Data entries
-------

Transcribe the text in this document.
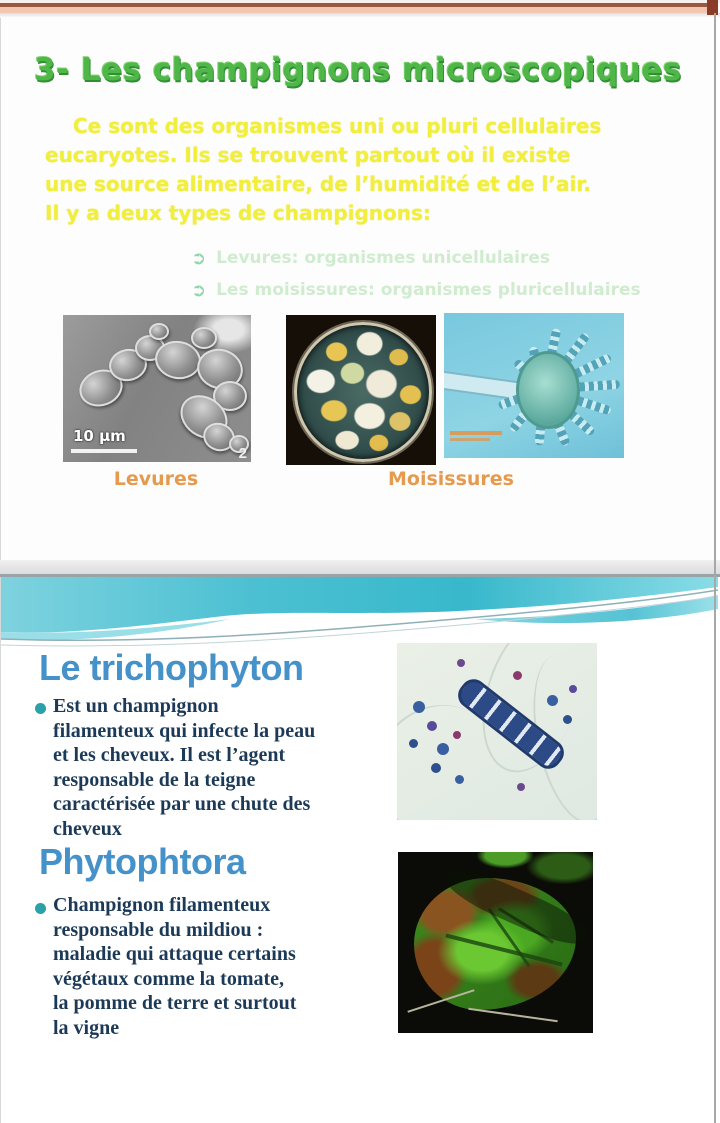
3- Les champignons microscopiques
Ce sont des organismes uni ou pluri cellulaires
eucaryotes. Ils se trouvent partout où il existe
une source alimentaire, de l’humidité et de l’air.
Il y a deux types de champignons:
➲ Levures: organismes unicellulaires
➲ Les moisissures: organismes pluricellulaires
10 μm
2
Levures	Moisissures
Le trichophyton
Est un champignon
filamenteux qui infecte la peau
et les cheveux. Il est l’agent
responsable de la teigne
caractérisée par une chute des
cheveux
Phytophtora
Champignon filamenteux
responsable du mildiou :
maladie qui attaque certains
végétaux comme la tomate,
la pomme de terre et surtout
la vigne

-------

> Exercise task
Your task is to reproduce all of the material exactly. The pictures stay out.

> Reply to the task
Transcribe the text in this document.
3- Les champignons microscopiques
Ce sont des organismes uni ou pluri cellulaires
eucaryotes. Ils se trouvent partout où il existe
une source alimentaire, de l’humidité et de l’air.
Il y a deux types de champignons:
➲ Levures: organismes unicellulaires
➲ Les moisissures: organismes pluricellulaires
10 μm
2
Levures	Moisissures
Le trichophyton
Est un champignon
filamenteux qui infecte la peau
et les cheveux. Il est l’agent
responsable de la teigne
caractérisée par une chute des
cheveux
Phytophtora
Champignon filamenteux
responsable du mildiou :
maladie qui attaque certains
végétaux comme la tomate,
la pomme de terre et surtout
la vigne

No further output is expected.